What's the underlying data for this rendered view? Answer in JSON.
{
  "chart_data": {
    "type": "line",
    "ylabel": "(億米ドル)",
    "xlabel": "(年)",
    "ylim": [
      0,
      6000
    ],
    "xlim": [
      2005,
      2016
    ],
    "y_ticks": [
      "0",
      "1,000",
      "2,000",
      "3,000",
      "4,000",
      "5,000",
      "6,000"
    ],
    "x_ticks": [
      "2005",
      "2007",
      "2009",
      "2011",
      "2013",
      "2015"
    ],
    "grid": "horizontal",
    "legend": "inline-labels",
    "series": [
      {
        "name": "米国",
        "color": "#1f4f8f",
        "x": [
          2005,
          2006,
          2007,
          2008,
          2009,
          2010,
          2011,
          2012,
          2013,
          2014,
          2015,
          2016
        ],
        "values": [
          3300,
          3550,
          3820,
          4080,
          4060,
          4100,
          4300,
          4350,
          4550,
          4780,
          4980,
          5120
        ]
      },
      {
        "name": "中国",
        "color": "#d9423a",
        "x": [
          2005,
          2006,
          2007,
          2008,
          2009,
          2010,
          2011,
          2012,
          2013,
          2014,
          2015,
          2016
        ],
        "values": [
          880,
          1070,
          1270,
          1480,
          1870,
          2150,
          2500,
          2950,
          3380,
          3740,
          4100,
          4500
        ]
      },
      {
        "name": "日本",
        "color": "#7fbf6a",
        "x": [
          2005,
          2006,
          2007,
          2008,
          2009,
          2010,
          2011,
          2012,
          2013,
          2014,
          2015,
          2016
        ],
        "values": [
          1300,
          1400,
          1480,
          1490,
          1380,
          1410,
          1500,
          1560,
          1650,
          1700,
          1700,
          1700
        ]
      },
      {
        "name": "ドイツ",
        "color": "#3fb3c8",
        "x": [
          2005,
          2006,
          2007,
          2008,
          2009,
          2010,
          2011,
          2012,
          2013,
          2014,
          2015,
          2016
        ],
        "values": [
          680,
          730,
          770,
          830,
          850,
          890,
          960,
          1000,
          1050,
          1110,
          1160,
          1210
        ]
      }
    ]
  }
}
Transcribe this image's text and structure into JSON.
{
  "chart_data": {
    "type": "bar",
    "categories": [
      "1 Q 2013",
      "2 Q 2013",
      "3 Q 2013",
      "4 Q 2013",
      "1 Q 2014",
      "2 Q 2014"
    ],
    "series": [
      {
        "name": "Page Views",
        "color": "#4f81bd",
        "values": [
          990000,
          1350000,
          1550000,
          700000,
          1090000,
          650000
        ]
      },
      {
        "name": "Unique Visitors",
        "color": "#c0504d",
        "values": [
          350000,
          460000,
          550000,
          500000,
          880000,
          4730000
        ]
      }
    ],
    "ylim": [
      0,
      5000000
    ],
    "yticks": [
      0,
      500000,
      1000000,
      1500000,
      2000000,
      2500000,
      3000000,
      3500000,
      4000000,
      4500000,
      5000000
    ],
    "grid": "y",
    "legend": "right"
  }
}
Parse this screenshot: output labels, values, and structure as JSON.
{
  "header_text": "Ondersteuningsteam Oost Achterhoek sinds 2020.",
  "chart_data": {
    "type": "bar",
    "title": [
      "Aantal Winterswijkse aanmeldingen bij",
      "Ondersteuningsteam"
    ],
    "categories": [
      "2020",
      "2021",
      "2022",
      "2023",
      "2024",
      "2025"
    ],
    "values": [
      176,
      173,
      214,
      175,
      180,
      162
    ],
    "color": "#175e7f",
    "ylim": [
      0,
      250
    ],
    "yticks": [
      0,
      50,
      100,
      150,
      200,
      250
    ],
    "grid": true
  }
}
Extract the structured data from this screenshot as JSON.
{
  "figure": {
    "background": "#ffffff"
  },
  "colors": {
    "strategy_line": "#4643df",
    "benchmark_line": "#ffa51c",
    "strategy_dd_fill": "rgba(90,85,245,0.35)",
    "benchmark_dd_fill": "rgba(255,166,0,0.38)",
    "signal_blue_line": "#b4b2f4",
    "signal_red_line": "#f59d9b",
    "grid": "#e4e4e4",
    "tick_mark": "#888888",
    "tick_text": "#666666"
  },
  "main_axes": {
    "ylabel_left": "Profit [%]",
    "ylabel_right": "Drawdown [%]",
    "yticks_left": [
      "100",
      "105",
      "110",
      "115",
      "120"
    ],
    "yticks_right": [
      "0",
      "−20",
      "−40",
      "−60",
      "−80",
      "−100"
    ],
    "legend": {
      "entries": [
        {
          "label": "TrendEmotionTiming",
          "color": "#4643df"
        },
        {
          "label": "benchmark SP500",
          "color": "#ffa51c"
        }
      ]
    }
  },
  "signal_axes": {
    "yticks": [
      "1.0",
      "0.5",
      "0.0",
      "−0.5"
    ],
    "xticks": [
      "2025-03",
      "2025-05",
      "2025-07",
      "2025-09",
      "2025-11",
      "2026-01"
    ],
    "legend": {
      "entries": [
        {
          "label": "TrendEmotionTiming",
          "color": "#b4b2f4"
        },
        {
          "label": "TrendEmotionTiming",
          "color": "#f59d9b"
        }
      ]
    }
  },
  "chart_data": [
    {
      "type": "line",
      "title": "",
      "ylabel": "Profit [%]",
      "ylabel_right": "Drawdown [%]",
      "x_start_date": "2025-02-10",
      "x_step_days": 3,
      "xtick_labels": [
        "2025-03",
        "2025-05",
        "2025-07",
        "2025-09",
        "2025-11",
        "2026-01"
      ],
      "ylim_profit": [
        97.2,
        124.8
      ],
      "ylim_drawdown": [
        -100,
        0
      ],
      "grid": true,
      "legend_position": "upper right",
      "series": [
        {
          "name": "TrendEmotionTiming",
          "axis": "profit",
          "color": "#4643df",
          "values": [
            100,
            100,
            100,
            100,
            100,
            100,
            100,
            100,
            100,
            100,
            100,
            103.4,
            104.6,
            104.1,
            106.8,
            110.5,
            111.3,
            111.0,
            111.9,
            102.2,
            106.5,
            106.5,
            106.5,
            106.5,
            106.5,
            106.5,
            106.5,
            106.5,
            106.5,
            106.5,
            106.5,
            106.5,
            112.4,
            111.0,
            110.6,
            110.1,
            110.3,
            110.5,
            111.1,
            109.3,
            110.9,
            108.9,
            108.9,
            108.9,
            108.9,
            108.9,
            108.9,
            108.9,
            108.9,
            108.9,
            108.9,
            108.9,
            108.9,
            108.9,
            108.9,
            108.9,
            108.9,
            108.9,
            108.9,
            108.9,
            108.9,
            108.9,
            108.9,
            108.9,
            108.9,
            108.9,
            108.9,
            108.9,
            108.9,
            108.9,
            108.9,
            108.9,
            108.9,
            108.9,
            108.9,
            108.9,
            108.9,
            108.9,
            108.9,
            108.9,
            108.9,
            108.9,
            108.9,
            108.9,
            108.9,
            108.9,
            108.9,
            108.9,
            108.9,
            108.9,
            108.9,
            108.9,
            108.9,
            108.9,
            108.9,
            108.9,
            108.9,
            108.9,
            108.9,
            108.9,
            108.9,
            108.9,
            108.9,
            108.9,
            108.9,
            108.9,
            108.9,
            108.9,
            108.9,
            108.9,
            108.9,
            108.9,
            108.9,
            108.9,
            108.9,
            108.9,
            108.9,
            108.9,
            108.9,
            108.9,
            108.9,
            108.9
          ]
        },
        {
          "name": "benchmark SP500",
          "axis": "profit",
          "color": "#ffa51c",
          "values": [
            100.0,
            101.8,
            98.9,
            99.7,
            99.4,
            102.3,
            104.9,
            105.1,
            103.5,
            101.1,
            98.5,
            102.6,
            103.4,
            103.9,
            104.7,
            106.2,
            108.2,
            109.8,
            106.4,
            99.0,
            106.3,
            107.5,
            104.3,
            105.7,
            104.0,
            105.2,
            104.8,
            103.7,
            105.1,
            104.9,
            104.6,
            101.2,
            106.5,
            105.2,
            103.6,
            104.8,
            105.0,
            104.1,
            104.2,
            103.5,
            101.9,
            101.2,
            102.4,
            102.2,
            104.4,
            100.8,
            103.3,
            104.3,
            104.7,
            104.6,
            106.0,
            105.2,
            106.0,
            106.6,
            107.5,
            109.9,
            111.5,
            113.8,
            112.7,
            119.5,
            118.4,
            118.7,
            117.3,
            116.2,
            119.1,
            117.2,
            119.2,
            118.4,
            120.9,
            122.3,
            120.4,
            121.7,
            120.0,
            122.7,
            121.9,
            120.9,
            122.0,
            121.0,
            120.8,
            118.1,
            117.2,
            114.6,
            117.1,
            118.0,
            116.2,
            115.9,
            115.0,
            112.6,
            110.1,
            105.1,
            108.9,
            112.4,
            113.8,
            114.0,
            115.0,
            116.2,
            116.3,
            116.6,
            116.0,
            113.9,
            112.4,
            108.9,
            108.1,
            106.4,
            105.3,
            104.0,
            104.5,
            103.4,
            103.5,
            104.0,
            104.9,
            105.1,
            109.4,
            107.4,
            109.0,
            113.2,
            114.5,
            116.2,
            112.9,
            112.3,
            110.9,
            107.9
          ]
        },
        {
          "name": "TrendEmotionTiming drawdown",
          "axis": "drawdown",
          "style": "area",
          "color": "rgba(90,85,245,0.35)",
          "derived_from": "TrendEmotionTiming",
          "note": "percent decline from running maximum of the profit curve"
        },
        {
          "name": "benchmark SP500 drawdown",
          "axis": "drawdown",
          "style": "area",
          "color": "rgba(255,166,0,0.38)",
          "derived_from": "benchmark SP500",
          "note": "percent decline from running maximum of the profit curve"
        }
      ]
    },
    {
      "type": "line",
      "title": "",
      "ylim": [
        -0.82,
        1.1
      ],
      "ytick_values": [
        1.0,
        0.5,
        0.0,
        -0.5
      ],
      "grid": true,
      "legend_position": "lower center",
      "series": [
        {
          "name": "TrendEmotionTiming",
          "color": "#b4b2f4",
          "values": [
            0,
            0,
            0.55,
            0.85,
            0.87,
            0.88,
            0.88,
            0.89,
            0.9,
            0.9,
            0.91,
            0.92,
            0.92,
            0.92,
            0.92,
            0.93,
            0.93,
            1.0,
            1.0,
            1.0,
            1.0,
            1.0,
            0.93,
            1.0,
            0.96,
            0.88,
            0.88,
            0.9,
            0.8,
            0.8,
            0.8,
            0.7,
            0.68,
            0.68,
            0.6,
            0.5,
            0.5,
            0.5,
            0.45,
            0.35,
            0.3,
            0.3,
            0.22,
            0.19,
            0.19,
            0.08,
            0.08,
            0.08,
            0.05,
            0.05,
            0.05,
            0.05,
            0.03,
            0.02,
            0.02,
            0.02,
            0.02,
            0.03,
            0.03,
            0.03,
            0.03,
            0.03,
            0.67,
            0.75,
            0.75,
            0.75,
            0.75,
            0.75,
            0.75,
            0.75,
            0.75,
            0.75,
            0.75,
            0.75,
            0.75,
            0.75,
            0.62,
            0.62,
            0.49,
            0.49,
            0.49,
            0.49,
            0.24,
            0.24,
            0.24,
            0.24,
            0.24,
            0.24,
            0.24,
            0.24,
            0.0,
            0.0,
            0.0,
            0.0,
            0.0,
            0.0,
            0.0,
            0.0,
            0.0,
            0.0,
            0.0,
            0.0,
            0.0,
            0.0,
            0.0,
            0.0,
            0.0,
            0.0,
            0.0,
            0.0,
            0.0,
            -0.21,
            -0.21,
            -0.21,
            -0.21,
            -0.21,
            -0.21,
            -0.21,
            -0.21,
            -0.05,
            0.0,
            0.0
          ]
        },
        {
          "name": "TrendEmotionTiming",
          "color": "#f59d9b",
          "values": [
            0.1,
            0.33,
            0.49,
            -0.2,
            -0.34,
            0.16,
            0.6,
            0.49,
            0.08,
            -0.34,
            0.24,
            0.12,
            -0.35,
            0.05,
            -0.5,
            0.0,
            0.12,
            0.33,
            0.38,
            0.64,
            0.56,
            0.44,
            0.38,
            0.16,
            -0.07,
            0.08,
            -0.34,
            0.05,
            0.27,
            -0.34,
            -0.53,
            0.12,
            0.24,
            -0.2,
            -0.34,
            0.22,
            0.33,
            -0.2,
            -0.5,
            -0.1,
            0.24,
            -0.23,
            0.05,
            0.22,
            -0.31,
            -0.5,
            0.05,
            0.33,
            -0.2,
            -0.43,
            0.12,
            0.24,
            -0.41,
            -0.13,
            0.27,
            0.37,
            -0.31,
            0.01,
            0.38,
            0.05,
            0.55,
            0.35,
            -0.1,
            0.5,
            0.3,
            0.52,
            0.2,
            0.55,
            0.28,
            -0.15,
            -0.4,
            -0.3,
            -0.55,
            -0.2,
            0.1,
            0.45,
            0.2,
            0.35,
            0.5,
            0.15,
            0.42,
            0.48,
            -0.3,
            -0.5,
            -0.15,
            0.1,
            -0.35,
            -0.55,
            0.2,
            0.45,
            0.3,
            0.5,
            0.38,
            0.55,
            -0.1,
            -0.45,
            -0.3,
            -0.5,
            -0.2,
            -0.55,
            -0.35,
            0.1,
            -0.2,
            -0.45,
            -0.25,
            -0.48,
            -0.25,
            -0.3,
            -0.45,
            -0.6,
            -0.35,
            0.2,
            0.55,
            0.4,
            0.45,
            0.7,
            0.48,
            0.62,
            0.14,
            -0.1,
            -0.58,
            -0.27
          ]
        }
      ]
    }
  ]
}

::::

▶ _REQUIREMENTS_
Gather each line in the data that holds the string "screenshot".

▶ _TASK ANSWER_
Parse this screenshot: output labels, values, and structure as JSON.
Extract the structured data from this screenshot as JSON.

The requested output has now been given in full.